What is asked:
Each record below should be output verbatim, without pictures.

--- begin Working data ---

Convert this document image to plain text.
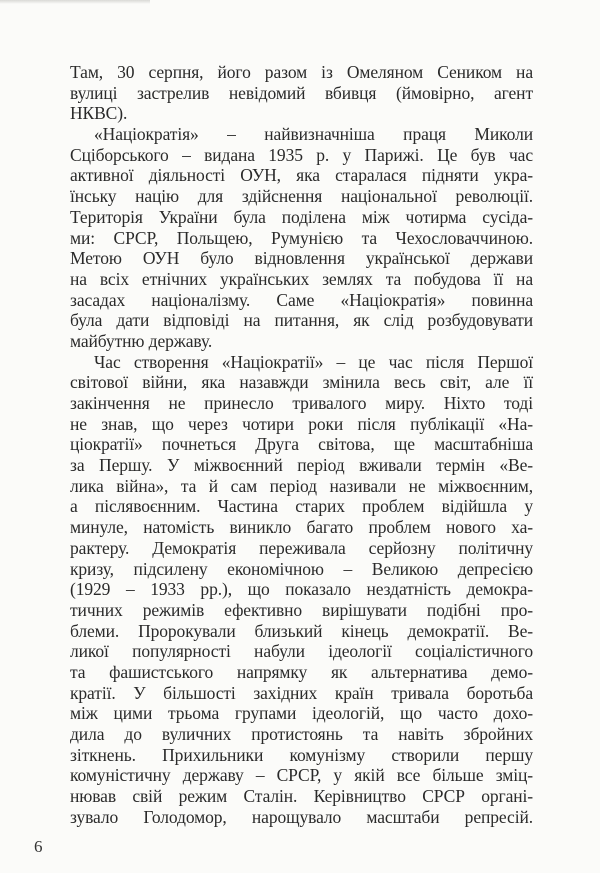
Там, 30 серпня, його разом із Омеляном Сеником на
вулиці застрелив невідомий вбивця (ймовірно, агент
НКВС).
«Націократія» – найвизначніша праця Миколи
Сціборського – видана 1935 р. у Парижі. Це був час
активної діяльності ОУН, яка старалася підняти укра-
їнську націю для здійснення національної революції.
Територія України була поділена між чотирма сусіда-
ми: СРСР, Польщею, Румунією та Чехословаччиною.
Метою ОУН було відновлення української держави
на всіх етнічних українських землях та побудова її на
засадах націоналізму. Саме «Націократія» повинна
була дати відповіді на питання, як слід розбудовувати
майбутню державу.
Час створення «Націократії» – це час після Першої
світової війни, яка назавжди змінила весь світ, але її
закінчення не принесло тривалого миру. Ніхто тоді
не знав, що через чотири роки після публікації «На-
ціократії» почнеться Друга світова, ще масштабніша
за Першу. У міжвоєнний період вживали термін «Ве-
лика війна», та й сам період називали не міжвоєнним,
а післявоєнним. Частина старих проблем відійшла у
минуле, натомість виникло багато проблем нового ха-
рактеру. Демократія переживала серйозну політичну
кризу, підсилену економічною – Великою депресією
(1929 – 1933 рр.), що показало нездатність демокра-
тичних режимів ефективно вирішувати подібні про-
блеми. Пророкували близький кінець демократії. Ве-
ликої популярності набули ідеології соціалістичного
та фашистського напрямку як альтернатива демо-
кратії. У більшості західних країн тривала боротьба
між цими трьома групами ідеологій, що часто дохо-
дила до вуличних протистоянь та навіть збройних
зіткнень. Прихильники комунізму створили першу
комуністичну державу – СРСР, у якій все більше зміц-
нював свій режим Сталін. Керівництво СРСР органі-
зувало Голодомор, нарощувало масштаби репресій.
6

--- end Working data ---

The reply:
Convert this document image to plain text.
Там, 30 серпня, його разом із Омеляном Сеником на
вулиці застрелив невідомий вбивця (ймовірно, агент
НКВС).
«Націократія» – найвизначніша праця Миколи
Сціборського – видана 1935 р. у Парижі. Це був час
активної діяльності ОУН, яка старалася підняти укра-
їнську націю для здійснення національної революції.
Територія України була поділена між чотирма сусіда-
ми: СРСР, Польщею, Румунією та Чехословаччиною.
Метою ОУН було відновлення української держави
на всіх етнічних українських землях та побудова її на
засадах націоналізму. Саме «Націократія» повинна
була дати відповіді на питання, як слід розбудовувати
майбутню державу.
Час створення «Націократії» – це час після Першої
світової війни, яка назавжди змінила весь світ, але її
закінчення не принесло тривалого миру. Ніхто тоді
не знав, що через чотири роки після публікації «На-
ціократії» почнеться Друга світова, ще масштабніша
за Першу. У міжвоєнний період вживали термін «Ве-
лика війна», та й сам період називали не міжвоєнним,
а післявоєнним. Частина старих проблем відійшла у
минуле, натомість виникло багато проблем нового ха-
рактеру. Демократія переживала серйозну політичну
кризу, підсилену економічною – Великою депресією
(1929 – 1933 рр.), що показало нездатність демокра-
тичних режимів ефективно вирішувати подібні про-
блеми. Пророкували близький кінець демократії. Ве-
ликої популярності набули ідеології соціалістичного
та фашистського напрямку як альтернатива демо-
кратії. У більшості західних країн тривала боротьба
між цими трьома групами ідеологій, що часто дохо-
дила до вуличних протистоянь та навіть збройних
зіткнень. Прихильники комунізму створили першу
комуністичну державу – СРСР, у якій все більше зміц-
нював свій режим Сталін. Керівництво СРСР органі-
зувало Голодомор, нарощувало масштаби репресій.
6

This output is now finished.